— start Records provided —
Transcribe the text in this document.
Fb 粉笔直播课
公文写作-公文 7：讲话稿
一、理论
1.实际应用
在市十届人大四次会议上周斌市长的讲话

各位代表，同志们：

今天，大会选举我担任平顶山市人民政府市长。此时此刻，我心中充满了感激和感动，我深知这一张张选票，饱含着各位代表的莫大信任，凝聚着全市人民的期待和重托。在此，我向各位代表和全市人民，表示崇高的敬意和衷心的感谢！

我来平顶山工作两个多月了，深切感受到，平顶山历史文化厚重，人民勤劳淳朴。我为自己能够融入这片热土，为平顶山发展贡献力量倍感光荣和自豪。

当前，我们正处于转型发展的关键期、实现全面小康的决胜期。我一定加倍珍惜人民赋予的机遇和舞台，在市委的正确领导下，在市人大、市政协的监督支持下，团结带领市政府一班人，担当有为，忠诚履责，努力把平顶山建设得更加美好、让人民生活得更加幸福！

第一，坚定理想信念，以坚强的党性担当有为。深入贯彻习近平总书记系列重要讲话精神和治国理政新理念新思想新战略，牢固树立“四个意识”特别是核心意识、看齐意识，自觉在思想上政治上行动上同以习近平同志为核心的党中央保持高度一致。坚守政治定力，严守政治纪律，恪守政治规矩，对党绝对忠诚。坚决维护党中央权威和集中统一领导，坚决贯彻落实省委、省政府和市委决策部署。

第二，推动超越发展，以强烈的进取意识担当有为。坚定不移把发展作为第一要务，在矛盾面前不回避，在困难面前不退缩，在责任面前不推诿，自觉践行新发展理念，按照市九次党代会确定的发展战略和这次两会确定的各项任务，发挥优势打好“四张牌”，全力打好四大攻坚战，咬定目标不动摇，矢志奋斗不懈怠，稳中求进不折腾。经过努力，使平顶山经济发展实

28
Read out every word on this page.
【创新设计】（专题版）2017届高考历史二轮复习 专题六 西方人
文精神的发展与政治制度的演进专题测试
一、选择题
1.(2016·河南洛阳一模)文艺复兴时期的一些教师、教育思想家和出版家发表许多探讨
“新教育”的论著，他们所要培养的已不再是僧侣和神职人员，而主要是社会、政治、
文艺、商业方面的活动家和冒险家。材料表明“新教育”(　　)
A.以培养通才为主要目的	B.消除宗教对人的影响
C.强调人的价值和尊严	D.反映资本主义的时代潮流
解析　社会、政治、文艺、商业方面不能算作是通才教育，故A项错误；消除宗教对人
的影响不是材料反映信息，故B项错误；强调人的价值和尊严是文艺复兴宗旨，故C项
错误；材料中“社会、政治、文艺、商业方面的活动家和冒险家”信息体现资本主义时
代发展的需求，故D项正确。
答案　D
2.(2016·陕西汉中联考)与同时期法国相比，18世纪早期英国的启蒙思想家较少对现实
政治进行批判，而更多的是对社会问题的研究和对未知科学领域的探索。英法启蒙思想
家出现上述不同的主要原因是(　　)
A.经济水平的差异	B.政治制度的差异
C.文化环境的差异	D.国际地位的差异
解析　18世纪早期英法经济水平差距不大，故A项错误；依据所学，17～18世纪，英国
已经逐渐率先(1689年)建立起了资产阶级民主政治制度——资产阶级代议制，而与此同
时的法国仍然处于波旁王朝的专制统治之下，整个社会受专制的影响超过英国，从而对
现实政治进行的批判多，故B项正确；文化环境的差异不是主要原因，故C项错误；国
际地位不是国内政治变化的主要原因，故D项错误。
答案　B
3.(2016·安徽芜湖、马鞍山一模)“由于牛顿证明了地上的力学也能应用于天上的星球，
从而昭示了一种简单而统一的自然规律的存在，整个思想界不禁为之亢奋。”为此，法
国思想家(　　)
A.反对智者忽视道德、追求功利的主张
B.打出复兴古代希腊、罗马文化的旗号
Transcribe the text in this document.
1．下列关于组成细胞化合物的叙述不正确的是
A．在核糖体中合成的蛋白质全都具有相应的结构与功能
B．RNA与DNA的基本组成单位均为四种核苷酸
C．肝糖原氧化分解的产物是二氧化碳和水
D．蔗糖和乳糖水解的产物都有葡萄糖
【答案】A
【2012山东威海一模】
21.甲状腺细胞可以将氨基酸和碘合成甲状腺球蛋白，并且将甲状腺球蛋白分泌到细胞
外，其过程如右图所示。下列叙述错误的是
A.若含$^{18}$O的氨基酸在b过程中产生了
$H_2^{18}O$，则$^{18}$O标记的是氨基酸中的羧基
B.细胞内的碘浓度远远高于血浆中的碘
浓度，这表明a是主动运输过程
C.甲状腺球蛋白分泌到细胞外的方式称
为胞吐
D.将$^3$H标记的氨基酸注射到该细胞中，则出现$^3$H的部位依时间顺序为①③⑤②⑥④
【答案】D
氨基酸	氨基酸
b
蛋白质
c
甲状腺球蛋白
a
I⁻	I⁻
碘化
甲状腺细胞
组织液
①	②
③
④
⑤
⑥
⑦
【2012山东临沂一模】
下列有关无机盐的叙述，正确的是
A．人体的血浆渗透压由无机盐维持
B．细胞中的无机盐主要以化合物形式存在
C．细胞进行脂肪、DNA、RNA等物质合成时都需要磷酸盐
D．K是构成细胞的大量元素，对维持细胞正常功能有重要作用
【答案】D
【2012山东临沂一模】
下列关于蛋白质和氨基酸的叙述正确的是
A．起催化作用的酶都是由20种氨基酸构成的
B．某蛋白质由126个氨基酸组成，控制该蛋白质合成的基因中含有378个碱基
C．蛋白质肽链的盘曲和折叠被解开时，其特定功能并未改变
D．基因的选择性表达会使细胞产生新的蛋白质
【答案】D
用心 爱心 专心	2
— end Records provided —
What this task involves> Every entry in the listing must be retyped exactly.

Answer>
Transcribe the text in this document.
Fb 粉笔直播课
公文写作-公文 7：讲话稿
一、理论
1.实际应用
在市十届人大四次会议上周斌市长的讲话

各位代表，同志们：

今天，大会选举我担任平顶山市人民政府市长。此时此刻，我心中充满了感激和感动，我深知这一张张选票，饱含着各位代表的莫大信任，凝聚着全市人民的期待和重托。在此，我向各位代表和全市人民，表示崇高的敬意和衷心的感谢！

我来平顶山工作两个多月了，深切感受到，平顶山历史文化厚重，人民勤劳淳朴。我为自己能够融入这片热土，为平顶山发展贡献力量倍感光荣和自豪。

当前，我们正处于转型发展的关键期、实现全面小康的决胜期。我一定加倍珍惜人民赋予的机遇和舞台，在市委的正确领导下，在市人大、市政协的监督支持下，团结带领市政府一班人，担当有为，忠诚履责，努力把平顶山建设得更加美好、让人民生活得更加幸福！

第一，坚定理想信念，以坚强的党性担当有为。深入贯彻习近平总书记系列重要讲话精神和治国理政新理念新思想新战略，牢固树立“四个意识”特别是核心意识、看齐意识，自觉在思想上政治上行动上同以习近平同志为核心的党中央保持高度一致。坚守政治定力，严守政治纪律，恪守政治规矩，对党绝对忠诚。坚决维护党中央权威和集中统一领导，坚决贯彻落实省委、省政府和市委决策部署。

第二，推动超越发展，以强烈的进取意识担当有为。坚定不移把发展作为第一要务，在矛盾面前不回避，在困难面前不退缩，在责任面前不推诿，自觉践行新发展理念，按照市九次党代会确定的发展战略和这次两会确定的各项任务，发挥优势打好“四张牌”，全力打好四大攻坚战，咬定目标不动摇，矢志奋斗不懈怠，稳中求进不折腾。经过努力，使平顶山经济发展实

28
Read out every word on this page.
【创新设计】（专题版）2017届高考历史二轮复习 专题六 西方人
文精神的发展与政治制度的演进专题测试
一、选择题
1.(2016·河南洛阳一模)文艺复兴时期的一些教师、教育思想家和出版家发表许多探讨
“新教育”的论著，他们所要培养的已不再是僧侣和神职人员，而主要是社会、政治、
文艺、商业方面的活动家和冒险家。材料表明“新教育”(　　)
A.以培养通才为主要目的	B.消除宗教对人的影响
C.强调人的价值和尊严	D.反映资本主义的时代潮流
解析　社会、政治、文艺、商业方面不能算作是通才教育，故A项错误；消除宗教对人
的影响不是材料反映信息，故B项错误；强调人的价值和尊严是文艺复兴宗旨，故C项
错误；材料中“社会、政治、文艺、商业方面的活动家和冒险家”信息体现资本主义时
代发展的需求，故D项正确。
答案　D
2.(2016·陕西汉中联考)与同时期法国相比，18世纪早期英国的启蒙思想家较少对现实
政治进行批判，而更多的是对社会问题的研究和对未知科学领域的探索。英法启蒙思想
家出现上述不同的主要原因是(　　)
A.经济水平的差异	B.政治制度的差异
C.文化环境的差异	D.国际地位的差异
解析　18世纪早期英法经济水平差距不大，故A项错误；依据所学，17～18世纪，英国
已经逐渐率先(1689年)建立起了资产阶级民主政治制度——资产阶级代议制，而与此同
时的法国仍然处于波旁王朝的专制统治之下，整个社会受专制的影响超过英国，从而对
现实政治进行的批判多，故B项正确；文化环境的差异不是主要原因，故C项错误；国
际地位不是国内政治变化的主要原因，故D项错误。
答案　B
3.(2016·安徽芜湖、马鞍山一模)“由于牛顿证明了地上的力学也能应用于天上的星球，
从而昭示了一种简单而统一的自然规律的存在，整个思想界不禁为之亢奋。”为此，法
国思想家(　　)
A.反对智者忽视道德、追求功利的主张
B.打出复兴古代希腊、罗马文化的旗号
Transcribe the text in this document.
1．下列关于组成细胞化合物的叙述不正确的是
A．在核糖体中合成的蛋白质全都具有相应的结构与功能
B．RNA与DNA的基本组成单位均为四种核苷酸
C．肝糖原氧化分解的产物是二氧化碳和水
D．蔗糖和乳糖水解的产物都有葡萄糖
【答案】A
【2012山东威海一模】
21.甲状腺细胞可以将氨基酸和碘合成甲状腺球蛋白，并且将甲状腺球蛋白分泌到细胞
外，其过程如右图所示。下列叙述错误的是
A.若含$^{18}$O的氨基酸在b过程中产生了
$H_2^{18}O$，则$^{18}$O标记的是氨基酸中的羧基
B.细胞内的碘浓度远远高于血浆中的碘
浓度，这表明a是主动运输过程
C.甲状腺球蛋白分泌到细胞外的方式称
为胞吐
D.将$^3$H标记的氨基酸注射到该细胞中，则出现$^3$H的部位依时间顺序为①③⑤②⑥④
【答案】D
氨基酸	氨基酸
b
蛋白质
c
甲状腺球蛋白
a
I⁻	I⁻
碘化
甲状腺细胞
组织液
①	②
③
④
⑤
⑥
⑦
【2012山东临沂一模】
下列有关无机盐的叙述，正确的是
A．人体的血浆渗透压由无机盐维持
B．细胞中的无机盐主要以化合物形式存在
C．细胞进行脂肪、DNA、RNA等物质合成时都需要磷酸盐
D．K是构成细胞的大量元素，对维持细胞正常功能有重要作用
【答案】D
【2012山东临沂一模】
下列关于蛋白质和氨基酸的叙述正确的是
A．起催化作用的酶都是由20种氨基酸构成的
B．某蛋白质由126个氨基酸组成，控制该蛋白质合成的基因中含有378个碱基
C．蛋白质肽链的盘曲和折叠被解开时，其特定功能并未改变
D．基因的选择性表达会使细胞产生新的蛋白质
【答案】D
用心 爱心 专心	2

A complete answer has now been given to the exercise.